[GIVEN REQUEST]
Write out the listing exactly as it is given.

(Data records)

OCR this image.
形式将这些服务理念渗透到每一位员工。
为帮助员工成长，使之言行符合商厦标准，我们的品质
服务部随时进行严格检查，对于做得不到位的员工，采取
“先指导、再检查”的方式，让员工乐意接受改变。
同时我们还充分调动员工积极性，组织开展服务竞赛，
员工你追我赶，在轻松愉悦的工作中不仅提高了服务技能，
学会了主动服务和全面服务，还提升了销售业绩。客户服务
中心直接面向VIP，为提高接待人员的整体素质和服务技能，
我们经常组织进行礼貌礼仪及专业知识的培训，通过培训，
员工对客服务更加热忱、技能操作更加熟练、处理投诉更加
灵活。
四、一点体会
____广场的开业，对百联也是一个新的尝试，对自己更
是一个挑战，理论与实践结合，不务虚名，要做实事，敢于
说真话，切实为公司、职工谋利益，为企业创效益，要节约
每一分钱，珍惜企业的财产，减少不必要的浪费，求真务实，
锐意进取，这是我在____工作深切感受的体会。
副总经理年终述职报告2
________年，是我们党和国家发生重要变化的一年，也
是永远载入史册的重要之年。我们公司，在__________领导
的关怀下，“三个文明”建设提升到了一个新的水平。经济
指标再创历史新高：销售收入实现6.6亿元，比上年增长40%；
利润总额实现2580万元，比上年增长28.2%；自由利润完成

[SOLUTION]
OCR this image.
形式将这些服务理念渗透到每一位员工。
为帮助员工成长，使之言行符合商厦标准，我们的品质
服务部随时进行严格检查，对于做得不到位的员工，采取
“先指导、再检查”的方式，让员工乐意接受改变。
同时我们还充分调动员工积极性，组织开展服务竞赛，
员工你追我赶，在轻松愉悦的工作中不仅提高了服务技能，
学会了主动服务和全面服务，还提升了销售业绩。客户服务
中心直接面向VIP，为提高接待人员的整体素质和服务技能，
我们经常组织进行礼貌礼仪及专业知识的培训，通过培训，
员工对客服务更加热忱、技能操作更加熟练、处理投诉更加
灵活。
四、一点体会
____广场的开业，对百联也是一个新的尝试，对自己更
是一个挑战，理论与实践结合，不务虚名，要做实事，敢于
说真话，切实为公司、职工谋利益，为企业创效益，要节约
每一分钱，珍惜企业的财产，减少不必要的浪费，求真务实，
锐意进取，这是我在____工作深切感受的体会。
副总经理年终述职报告2
________年，是我们党和国家发生重要变化的一年，也
是永远载入史册的重要之年。我们公司，在__________领导
的关怀下，“三个文明”建设提升到了一个新的水平。经济
指标再创历史新高：销售收入实现6.6亿元，比上年增长40%；
利润总额实现2580万元，比上年增长28.2%；自由利润完成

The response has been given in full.